REQUIREMENTS =
Output, word for word, the line that contains "What text is on this page?" and all lines following it to the end of the listing. Drop the pictures.

(begin)

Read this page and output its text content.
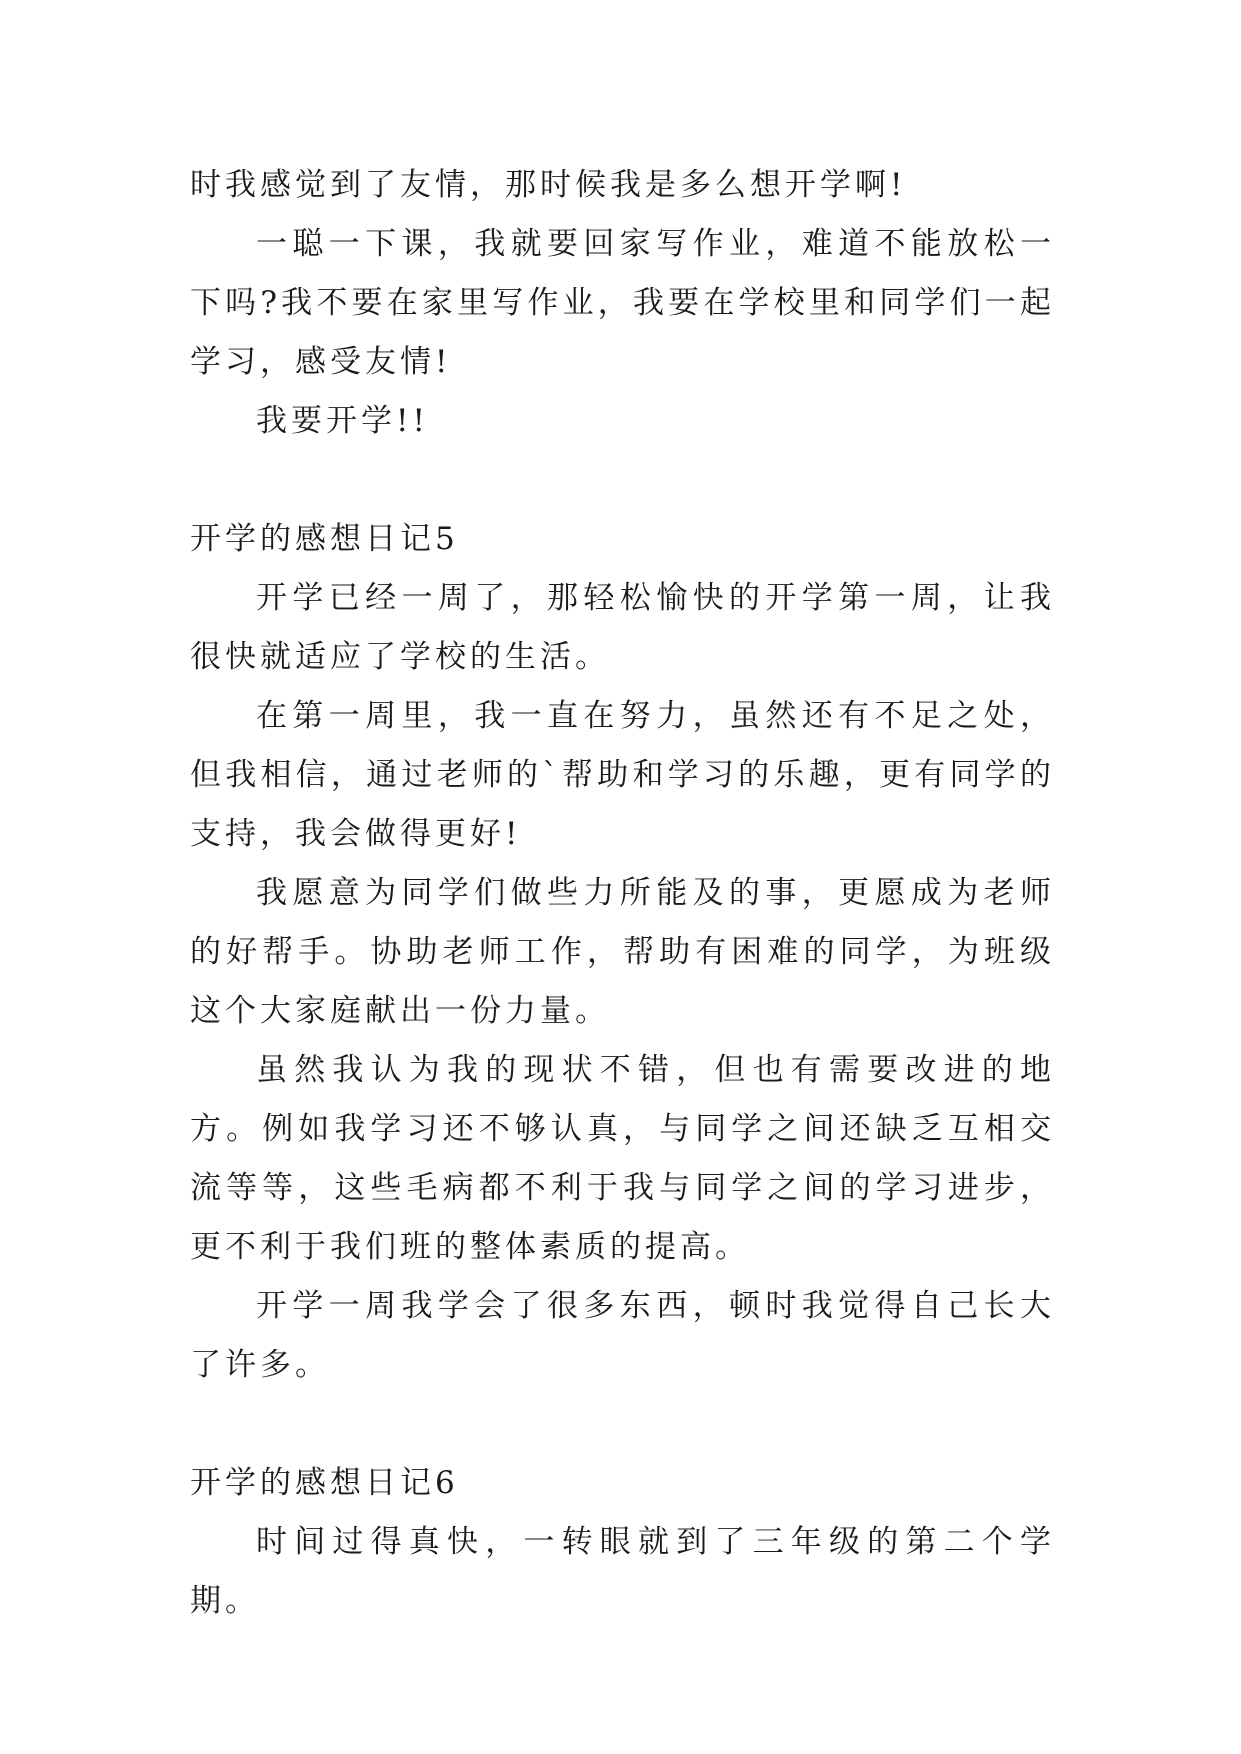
时我感觉到了友情，那时候我是多么想开学啊!

一聪一下课，我就要回家写作业，难道不能放松一下吗?我不要在家里写作业，我要在学校里和同学们一起学习，感受友情!

我要开学!!

开学的感想日记5

开学已经一周了，那轻松愉快的开学第一周，让我很快就适应了学校的生活。

在第一周里，我一直在努力，虽然还有不足之处，但我相信，通过老师的`帮助和学习的乐趣，更有同学的支持，我会做得更好!

我愿意为同学们做些力所能及的事，更愿成为老师的好帮手。协助老师工作，帮助有困难的同学，为班级这个大家庭献出一份力量。

虽然我认为我的现状不错，但也有需要改进的地方。例如我学习还不够认真，与同学之间还缺乏互相交流等等，这些毛病都不利于我与同学之间的学习进步，更不利于我们班的整体素质的提高。

开学一周我学会了很多东西，顿时我觉得自己长大了许多。

开学的感想日记6

时间过得真快，一转眼就到了三年级的第二个学期。
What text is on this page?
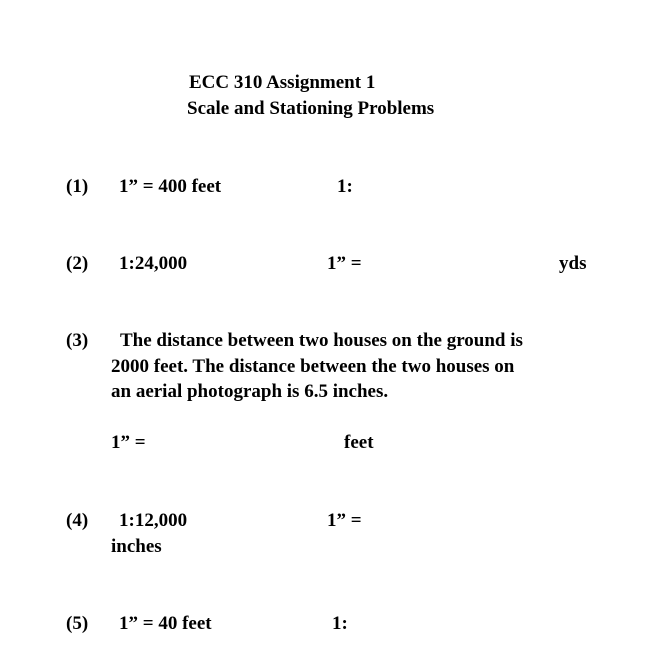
ECC 310 Assignment 1
Scale and Stationing Problems
(1) 1” = 400 feet	1:
(2) 1:24,000	1” =	yds
(3) The distance between two houses on the ground is
2000 feet. The distance between the two houses on
an aerial photograph is 6.5 inches.
1” =	feet
(4) 1:12,000	1” =
inches
(5) 1” = 40 feet	1:
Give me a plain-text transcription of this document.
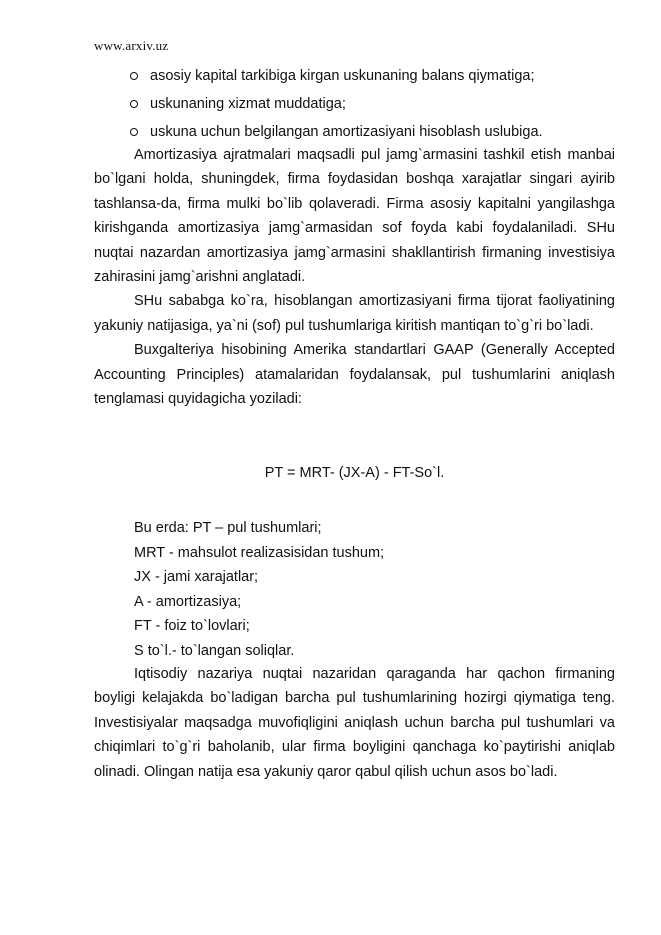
www.arxiv.uz
asosiy kapital tarkibiga kirgan uskunaning balans qiymatiga;
uskunaning xizmat muddatiga;
uskuna uchun belgilangan amortizasiyani hisoblash uslubiga.

Amortizasiya ajratmalari maqsadli pul jamg`armasini tashkil etish manbai bo`lgani holda, shuningdek, firma foydasidan boshqa xarajatlar singari ayirib tashlansa-da, firma mulki bo`lib qolaveradi. Firma asosiy kapitalni yangilashga kirishganda amortizasiya jamg`armasidan sof foyda kabi foydalaniladi. SHu nuqtai nazardan amortizasiya jamg`armasini shakllantirish firmaning investisiya zahirasini jamg`arishni anglatadi.

SHu sababga ko`ra, hisoblangan amortizasiyani firma tijorat faoliyatining yakuniy natijasiga, ya`ni (sof) pul tushumlariga kiritish mantiqan to`g`ri bo`ladi.

Buxgalteriya hisobining Amerika standartlari GAAP (Generally Accepted Accounting Principles) atamalaridan foydalansak, pul tushumlarini aniqlash tenglamasi quyidagicha yoziladi:

PT = MRT- (JX-A) - FT-So`l.
Bu erda: PT – pul tushumlari;
MRT - mahsulot realizasisidan tushum;
JX - jami xarajatlar;
A - amortizasiya;
FT - foiz to`lovlari;
S to`l.- to`langan soliqlar.

Iqtisodiy nazariya nuqtai nazaridan qaraganda har qachon firmaning boyligi kelajakda bo`ladigan barcha pul tushumlarining hozirgi qiymatiga teng. Investisiyalar maqsadga muvofiqligini aniqlash uchun barcha pul tushumlari va chiqimlari to`g`ri baholanib, ular firma boyligini qanchaga ko`paytirishi aniqlab olinadi. Olingan natija esa yakuniy qaror qabul qilish uchun asos bo`ladi.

(end)

RESULT OF THIS TASK =
What text is on this page?
ECC 310 Assignment 1
Scale and Stationing Problems
(1) 1” = 400 feet	1:
(2) 1:24,000	1” =	yds
(3) The distance between two houses on the ground is
2000 feet. The distance between the two houses on
an aerial photograph is 6.5 inches.
1” =	feet
(4) 1:12,000	1” =
inches
(5) 1” = 40 feet	1:
Give me a plain-text transcription of this document.
www.arxiv.uz
asosiy kapital tarkibiga kirgan uskunaning balans qiymatiga;
uskunaning xizmat muddatiga;
uskuna uchun belgilangan amortizasiyani hisoblash uslubiga.

Amortizasiya ajratmalari maqsadli pul jamg`armasini tashkil etish manbai bo`lgani holda, shuningdek, firma foydasidan boshqa xarajatlar singari ayirib tashlansa-da, firma mulki bo`lib qolaveradi. Firma asosiy kapitalni yangilashga kirishganda amortizasiya jamg`armasidan sof foyda kabi foydalaniladi. SHu nuqtai nazardan amortizasiya jamg`armasini shakllantirish firmaning investisiya zahirasini jamg`arishni anglatadi.

SHu sababga ko`ra, hisoblangan amortizasiyani firma tijorat faoliyatining yakuniy natijasiga, ya`ni (sof) pul tushumlariga kiritish mantiqan to`g`ri bo`ladi.

Buxgalteriya hisobining Amerika standartlari GAAP (Generally Accepted Accounting Principles) atamalaridan foydalansak, pul tushumlarini aniqlash tenglamasi quyidagicha yoziladi:

PT = MRT- (JX-A) - FT-So`l.
Bu erda: PT – pul tushumlari;
MRT - mahsulot realizasisidan tushum;
JX - jami xarajatlar;
A - amortizasiya;
FT - foiz to`lovlari;
S to`l.- to`langan soliqlar.

Iqtisodiy nazariya nuqtai nazaridan qaraganda har qachon firmaning boyligi kelajakda bo`ladigan barcha pul tushumlarining hozirgi qiymatiga teng. Investisiyalar maqsadga muvofiqligini aniqlash uchun barcha pul tushumlari va chiqimlari to`g`ri baholanib, ular firma boyligini qanchaga ko`paytirishi aniqlab olinadi. Olingan natija esa yakuniy qaror qabul qilish uchun asos bo`ladi.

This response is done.